▸ Task to carry out
Gather up every line that includes the string "Land".

▸ Entries taken from a collection
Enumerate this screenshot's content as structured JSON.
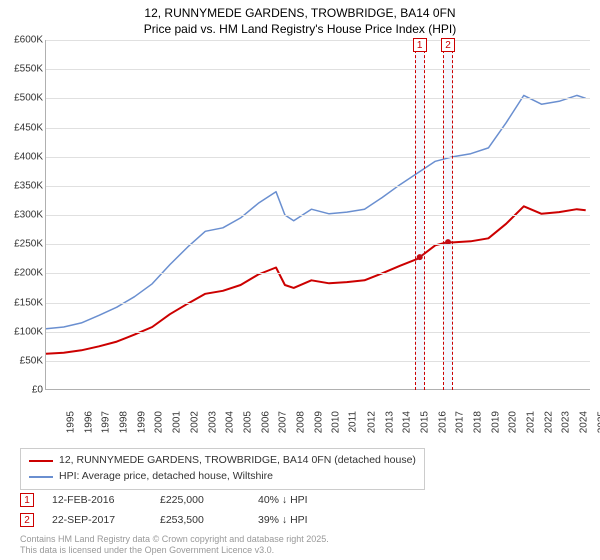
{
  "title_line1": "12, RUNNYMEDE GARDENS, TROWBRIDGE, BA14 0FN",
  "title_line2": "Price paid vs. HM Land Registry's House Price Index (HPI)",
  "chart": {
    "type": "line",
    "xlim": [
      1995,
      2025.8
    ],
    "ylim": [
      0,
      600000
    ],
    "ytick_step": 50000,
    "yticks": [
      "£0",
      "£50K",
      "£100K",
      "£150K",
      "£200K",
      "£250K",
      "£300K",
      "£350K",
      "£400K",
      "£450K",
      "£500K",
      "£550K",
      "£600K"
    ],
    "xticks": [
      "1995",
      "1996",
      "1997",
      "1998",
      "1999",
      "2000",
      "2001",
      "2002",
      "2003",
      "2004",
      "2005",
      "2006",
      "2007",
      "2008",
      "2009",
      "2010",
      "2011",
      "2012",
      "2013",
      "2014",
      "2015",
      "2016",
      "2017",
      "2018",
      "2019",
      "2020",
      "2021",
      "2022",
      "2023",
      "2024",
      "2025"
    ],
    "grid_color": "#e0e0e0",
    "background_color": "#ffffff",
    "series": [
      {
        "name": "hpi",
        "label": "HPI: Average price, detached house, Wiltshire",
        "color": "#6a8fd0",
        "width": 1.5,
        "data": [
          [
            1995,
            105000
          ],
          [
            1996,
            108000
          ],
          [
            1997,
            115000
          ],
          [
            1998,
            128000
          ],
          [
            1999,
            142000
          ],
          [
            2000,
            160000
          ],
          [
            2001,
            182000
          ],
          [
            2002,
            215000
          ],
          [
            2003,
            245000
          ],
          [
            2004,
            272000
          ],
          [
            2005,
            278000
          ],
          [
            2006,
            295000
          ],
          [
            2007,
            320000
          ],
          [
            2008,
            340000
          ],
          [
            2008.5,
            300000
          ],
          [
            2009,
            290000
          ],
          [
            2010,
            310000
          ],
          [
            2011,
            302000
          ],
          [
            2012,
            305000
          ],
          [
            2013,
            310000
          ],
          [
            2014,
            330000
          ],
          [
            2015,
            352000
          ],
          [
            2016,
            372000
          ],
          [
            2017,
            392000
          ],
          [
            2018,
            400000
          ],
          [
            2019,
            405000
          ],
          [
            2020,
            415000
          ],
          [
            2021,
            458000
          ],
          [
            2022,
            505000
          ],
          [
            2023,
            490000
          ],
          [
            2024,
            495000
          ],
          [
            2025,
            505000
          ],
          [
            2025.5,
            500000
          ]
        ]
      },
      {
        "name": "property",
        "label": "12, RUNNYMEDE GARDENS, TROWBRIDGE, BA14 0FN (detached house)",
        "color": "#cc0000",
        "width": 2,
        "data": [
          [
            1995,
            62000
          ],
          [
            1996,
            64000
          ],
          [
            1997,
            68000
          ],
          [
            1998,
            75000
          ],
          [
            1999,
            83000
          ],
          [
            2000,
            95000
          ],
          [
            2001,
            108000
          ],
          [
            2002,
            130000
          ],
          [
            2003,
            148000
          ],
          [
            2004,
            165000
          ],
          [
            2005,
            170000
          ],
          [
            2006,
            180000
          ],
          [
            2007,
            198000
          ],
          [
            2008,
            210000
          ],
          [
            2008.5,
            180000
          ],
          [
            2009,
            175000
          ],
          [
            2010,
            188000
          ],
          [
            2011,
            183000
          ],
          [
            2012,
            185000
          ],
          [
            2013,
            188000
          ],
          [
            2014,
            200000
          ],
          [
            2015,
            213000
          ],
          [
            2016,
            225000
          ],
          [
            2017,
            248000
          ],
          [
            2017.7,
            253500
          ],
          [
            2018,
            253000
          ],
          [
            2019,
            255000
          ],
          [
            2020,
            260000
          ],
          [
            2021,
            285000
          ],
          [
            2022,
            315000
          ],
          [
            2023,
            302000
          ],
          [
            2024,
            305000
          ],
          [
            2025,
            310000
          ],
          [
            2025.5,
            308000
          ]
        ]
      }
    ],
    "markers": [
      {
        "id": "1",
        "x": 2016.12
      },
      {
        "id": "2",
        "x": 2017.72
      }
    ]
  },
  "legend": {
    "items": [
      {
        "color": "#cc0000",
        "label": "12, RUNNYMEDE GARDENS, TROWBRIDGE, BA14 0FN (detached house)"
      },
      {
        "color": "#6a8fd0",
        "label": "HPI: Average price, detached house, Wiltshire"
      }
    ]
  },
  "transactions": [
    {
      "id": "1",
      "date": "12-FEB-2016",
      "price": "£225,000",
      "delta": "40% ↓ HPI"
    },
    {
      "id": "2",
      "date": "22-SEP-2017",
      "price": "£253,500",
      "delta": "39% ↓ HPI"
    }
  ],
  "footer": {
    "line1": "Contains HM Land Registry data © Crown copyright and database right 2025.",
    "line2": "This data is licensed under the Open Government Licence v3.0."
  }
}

--

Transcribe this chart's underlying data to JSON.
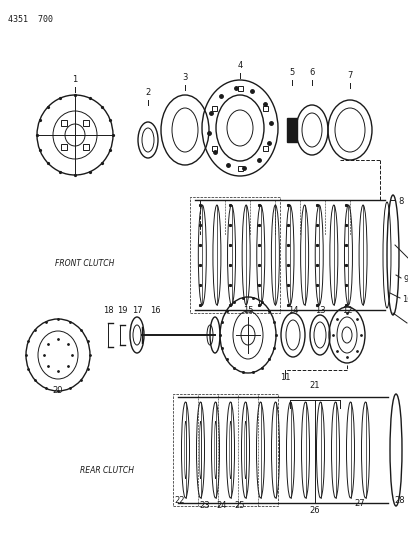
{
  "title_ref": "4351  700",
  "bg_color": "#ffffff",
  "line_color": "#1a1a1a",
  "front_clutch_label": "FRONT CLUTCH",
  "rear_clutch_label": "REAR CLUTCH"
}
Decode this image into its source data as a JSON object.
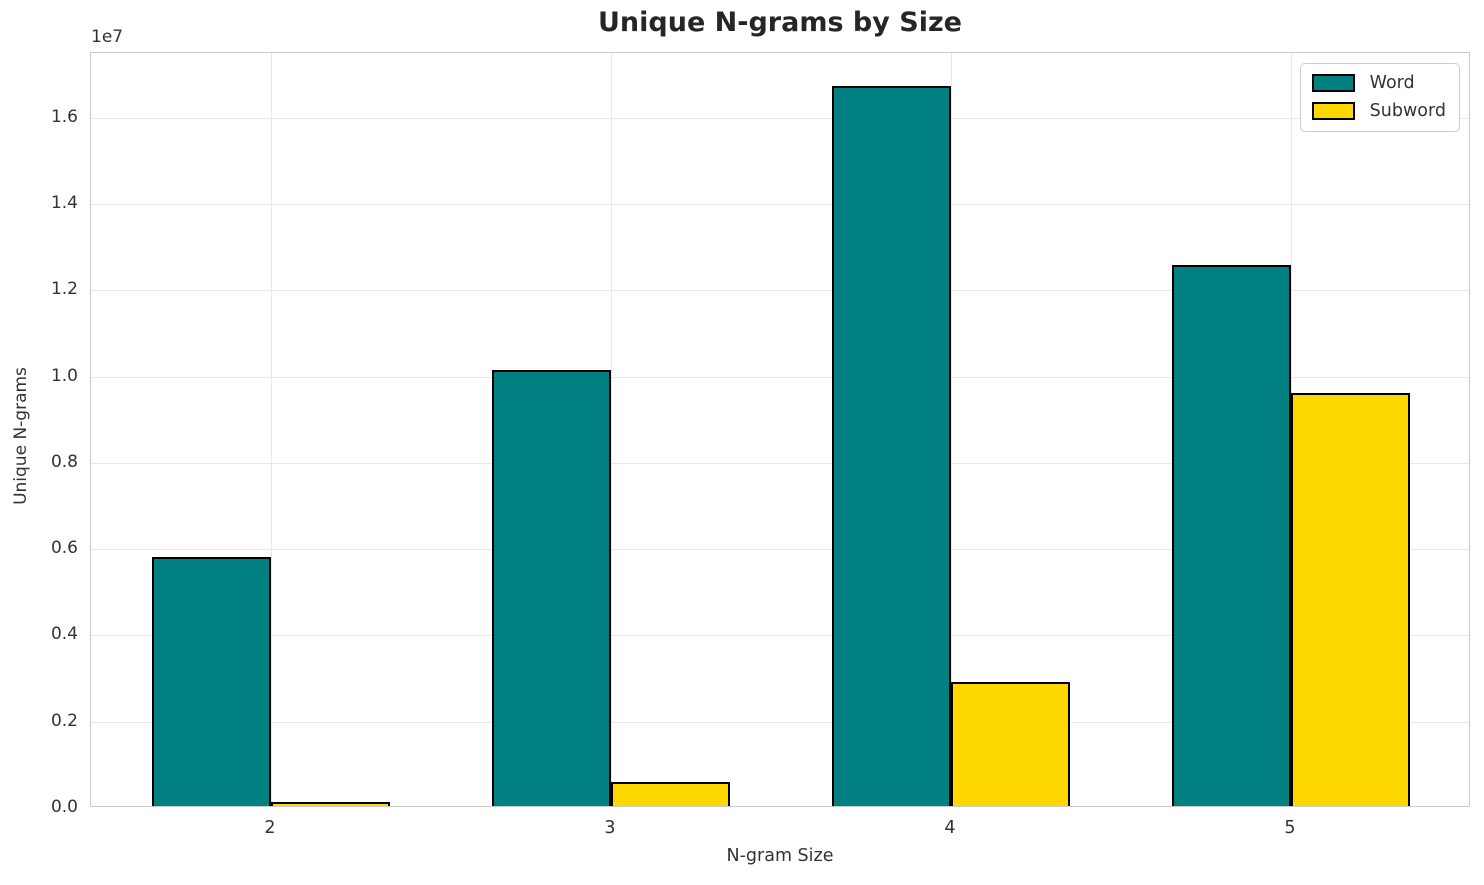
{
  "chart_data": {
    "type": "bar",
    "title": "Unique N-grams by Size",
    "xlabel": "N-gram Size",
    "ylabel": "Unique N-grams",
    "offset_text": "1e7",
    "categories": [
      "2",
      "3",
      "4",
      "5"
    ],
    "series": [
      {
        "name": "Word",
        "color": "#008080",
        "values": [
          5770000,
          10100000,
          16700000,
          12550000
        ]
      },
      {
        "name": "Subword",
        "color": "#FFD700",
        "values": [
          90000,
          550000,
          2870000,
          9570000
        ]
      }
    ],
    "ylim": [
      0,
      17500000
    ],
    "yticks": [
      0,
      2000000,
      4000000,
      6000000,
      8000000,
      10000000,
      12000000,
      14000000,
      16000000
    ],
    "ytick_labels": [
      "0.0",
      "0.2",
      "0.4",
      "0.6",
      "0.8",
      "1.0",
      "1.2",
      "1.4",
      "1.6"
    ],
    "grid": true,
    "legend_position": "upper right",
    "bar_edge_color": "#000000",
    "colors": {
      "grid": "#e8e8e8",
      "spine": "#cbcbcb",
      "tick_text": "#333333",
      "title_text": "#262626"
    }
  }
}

▸ The solution
  "title_line2": "Price paid vs. HM Land Registry's House Price Index (HPI)",
    "line1": "Contains HM Land Registry data © Crown copyright and database right 2025.",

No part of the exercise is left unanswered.